> Task goal: Set down each entry exactly as given; pictures should not appear in the copy.

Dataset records
>>>

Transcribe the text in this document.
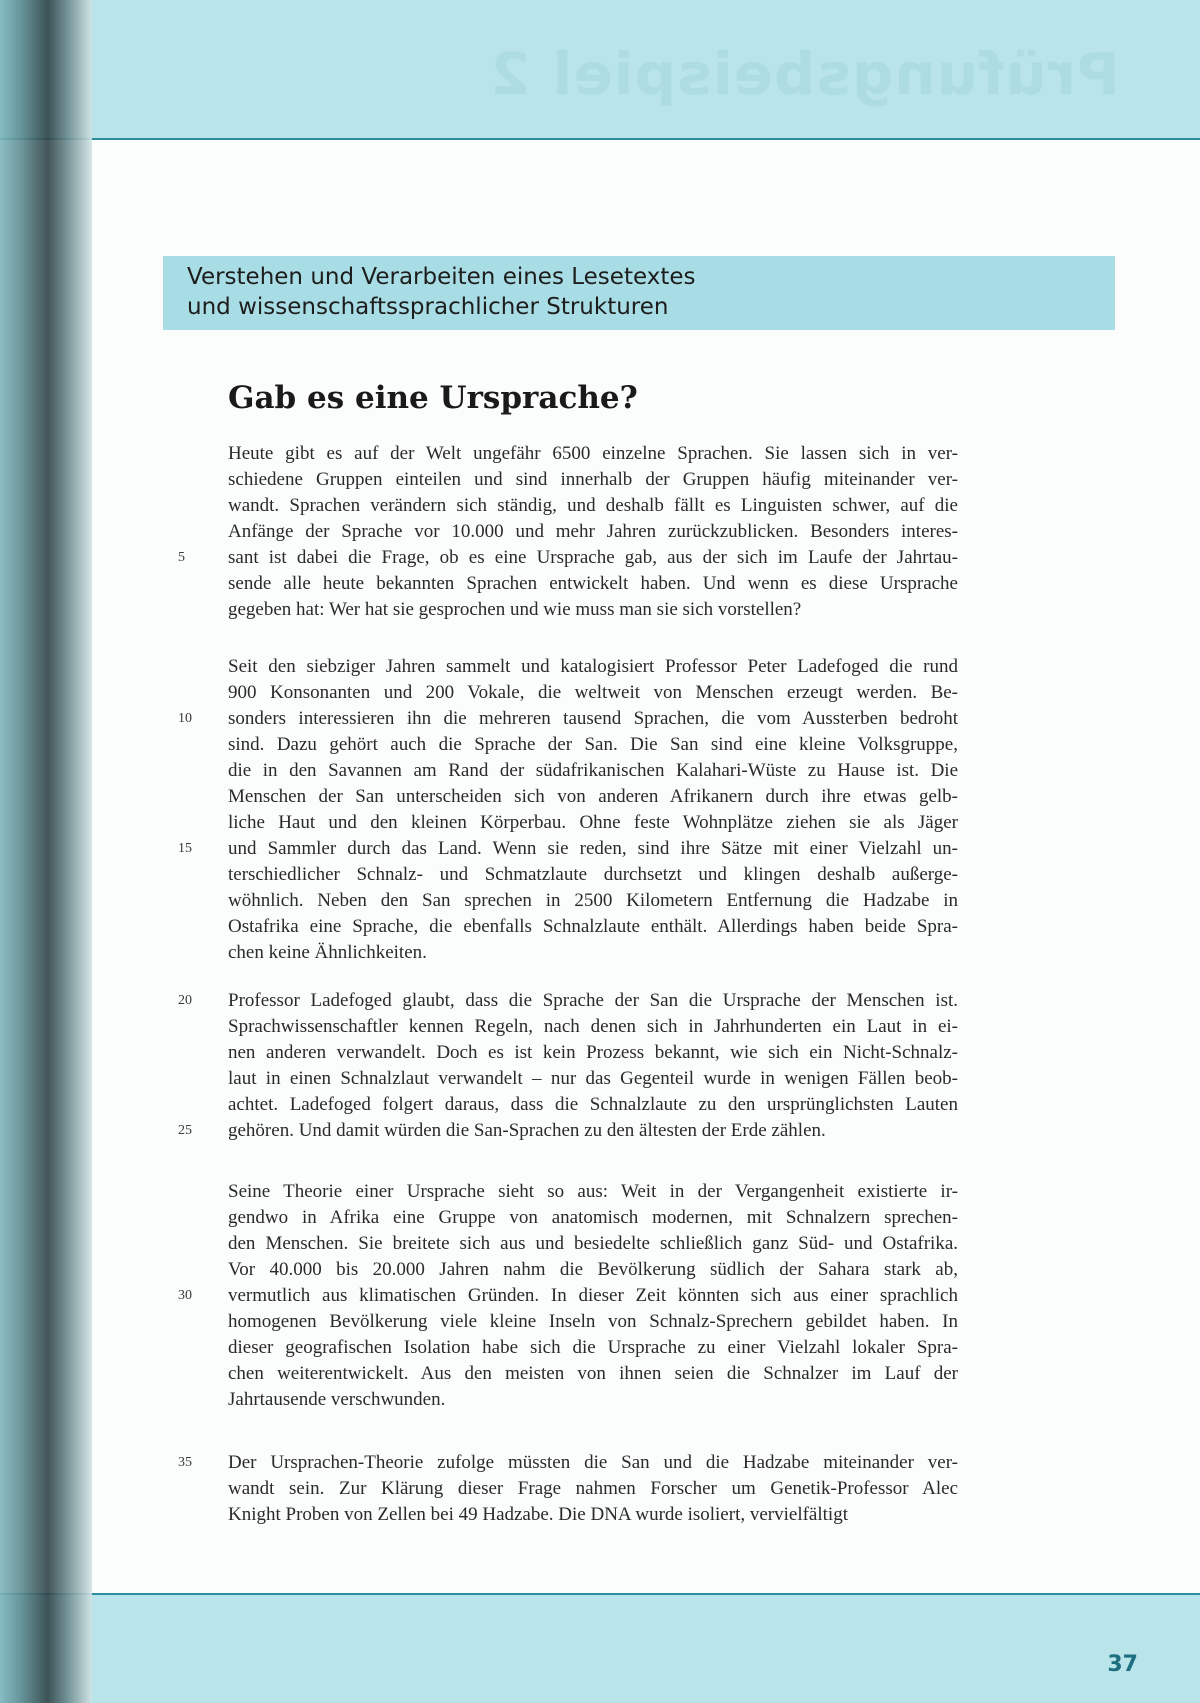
Prüfungsbeispiel 2
Verstehen und Verarbeiten eines Lesetextes
und wissenschaftssprachlicher Strukturen
Gab es eine Ursprache?
Heute gibt es auf der Welt ungefähr 6500 einzelne Sprachen. Sie lassen sich in ver-
schiedene Gruppen einteilen und sind innerhalb der Gruppen häufig miteinander ver-
wandt. Sprachen verändern sich ständig, und deshalb fällt es Linguisten schwer, auf die
Anfänge der Sprache vor 10.000 und mehr Jahren zurückzublicken. Besonders interes-
sant ist dabei die Frage, ob es eine Ursprache gab, aus der sich im Laufe der Jahrtau-
5
sende alle heute bekannten Sprachen entwickelt haben. Und wenn es diese Ursprache
gegeben hat: Wer hat sie gesprochen und wie muss man sie sich vorstellen?
Seit den siebziger Jahren sammelt und katalogisiert Professor Peter Ladefoged die rund
900 Konsonanten und 200 Vokale, die weltweit von Menschen erzeugt werden. Be-
sonders interessieren ihn die mehreren tausend Sprachen, die vom Aussterben bedroht
10
sind. Dazu gehört auch die Sprache der San. Die San sind eine kleine Volksgruppe,
die in den Savannen am Rand der südafrikanischen Kalahari-Wüste zu Hause ist. Die
Menschen der San unterscheiden sich von anderen Afrikanern durch ihre etwas gelb-
liche Haut und den kleinen Körperbau. Ohne feste Wohnplätze ziehen sie als Jäger
und Sammler durch das Land. Wenn sie reden, sind ihre Sätze mit einer Vielzahl un-
15
terschiedlicher Schnalz- und Schmatzlaute durchsetzt und klingen deshalb außerge-
wöhnlich. Neben den San sprechen in 2500 Kilometern Entfernung die Hadzabe in
Ostafrika eine Sprache, die ebenfalls Schnalzlaute enthält. Allerdings haben beide Spra-
chen keine Ähnlichkeiten.
Professor Ladefoged glaubt, dass die Sprache der San die Ursprache der Menschen ist.
20
Sprachwissenschaftler kennen Regeln, nach denen sich in Jahrhunderten ein Laut in ei-
nen anderen verwandelt. Doch es ist kein Prozess bekannt, wie sich ein Nicht-Schnalz-
laut in einen Schnalzlaut verwandelt – nur das Gegenteil wurde in wenigen Fällen beob-
achtet. Ladefoged folgert daraus, dass die Schnalzlaute zu den ursprünglichsten Lauten
gehören. Und damit würden die San-Sprachen zu den ältesten der Erde zählen.
25
Seine Theorie einer Ursprache sieht so aus: Weit in der Vergangenheit existierte ir-
gendwo in Afrika eine Gruppe von anatomisch modernen, mit Schnalzern sprechen-
den Menschen. Sie breitete sich aus und besiedelte schließlich ganz Süd- und Ostafrika.
Vor 40.000 bis 20.000 Jahren nahm die Bevölkerung südlich der Sahara stark ab,
vermutlich aus klimatischen Gründen. In dieser Zeit könnten sich aus einer sprachlich
30
homogenen Bevölkerung viele kleine Inseln von Schnalz-Sprechern gebildet haben. In
dieser geografischen Isolation habe sich die Ursprache zu einer Vielzahl lokaler Spra-
chen weiterentwickelt. Aus den meisten von ihnen seien die Schnalzer im Lauf der
Jahrtausende verschwunden.
Der Ursprachen-Theorie zufolge müssten die San und die Hadzabe miteinander ver-
35
wandt sein. Zur Klärung dieser Frage nahmen Forscher um Genetik-Professor Alec
Knight Proben von Zellen bei 49 Hadzabe. Die DNA wurde isoliert, vervielfältigt
37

<<<

> Solution to this task:
Transcribe the text in this document.
Prüfungsbeispiel 2
Verstehen und Verarbeiten eines Lesetextes
und wissenschaftssprachlicher Strukturen
Gab es eine Ursprache?
Heute gibt es auf der Welt ungefähr 6500 einzelne Sprachen. Sie lassen sich in ver-
schiedene Gruppen einteilen und sind innerhalb der Gruppen häufig miteinander ver-
wandt. Sprachen verändern sich ständig, und deshalb fällt es Linguisten schwer, auf die
Anfänge der Sprache vor 10.000 und mehr Jahren zurückzublicken. Besonders interes-
sant ist dabei die Frage, ob es eine Ursprache gab, aus der sich im Laufe der Jahrtau-
5
sende alle heute bekannten Sprachen entwickelt haben. Und wenn es diese Ursprache
gegeben hat: Wer hat sie gesprochen und wie muss man sie sich vorstellen?
Seit den siebziger Jahren sammelt und katalogisiert Professor Peter Ladefoged die rund
900 Konsonanten und 200 Vokale, die weltweit von Menschen erzeugt werden. Be-
sonders interessieren ihn die mehreren tausend Sprachen, die vom Aussterben bedroht
10
sind. Dazu gehört auch die Sprache der San. Die San sind eine kleine Volksgruppe,
die in den Savannen am Rand der südafrikanischen Kalahari-Wüste zu Hause ist. Die
Menschen der San unterscheiden sich von anderen Afrikanern durch ihre etwas gelb-
liche Haut und den kleinen Körperbau. Ohne feste Wohnplätze ziehen sie als Jäger
und Sammler durch das Land. Wenn sie reden, sind ihre Sätze mit einer Vielzahl un-
15
terschiedlicher Schnalz- und Schmatzlaute durchsetzt und klingen deshalb außerge-
wöhnlich. Neben den San sprechen in 2500 Kilometern Entfernung die Hadzabe in
Ostafrika eine Sprache, die ebenfalls Schnalzlaute enthält. Allerdings haben beide Spra-
chen keine Ähnlichkeiten.
Professor Ladefoged glaubt, dass die Sprache der San die Ursprache der Menschen ist.
20
Sprachwissenschaftler kennen Regeln, nach denen sich in Jahrhunderten ein Laut in ei-
nen anderen verwandelt. Doch es ist kein Prozess bekannt, wie sich ein Nicht-Schnalz-
laut in einen Schnalzlaut verwandelt – nur das Gegenteil wurde in wenigen Fällen beob-
achtet. Ladefoged folgert daraus, dass die Schnalzlaute zu den ursprünglichsten Lauten
gehören. Und damit würden die San-Sprachen zu den ältesten der Erde zählen.
25
Seine Theorie einer Ursprache sieht so aus: Weit in der Vergangenheit existierte ir-
gendwo in Afrika eine Gruppe von anatomisch modernen, mit Schnalzern sprechen-
den Menschen. Sie breitete sich aus und besiedelte schließlich ganz Süd- und Ostafrika.
Vor 40.000 bis 20.000 Jahren nahm die Bevölkerung südlich der Sahara stark ab,
vermutlich aus klimatischen Gründen. In dieser Zeit könnten sich aus einer sprachlich
30
homogenen Bevölkerung viele kleine Inseln von Schnalz-Sprechern gebildet haben. In
dieser geografischen Isolation habe sich die Ursprache zu einer Vielzahl lokaler Spra-
chen weiterentwickelt. Aus den meisten von ihnen seien die Schnalzer im Lauf der
Jahrtausende verschwunden.
Der Ursprachen-Theorie zufolge müssten die San und die Hadzabe miteinander ver-
35
wandt sein. Zur Klärung dieser Frage nahmen Forscher um Genetik-Professor Alec
Knight Proben von Zellen bei 49 Hadzabe. Die DNA wurde isoliert, vervielfältigt
37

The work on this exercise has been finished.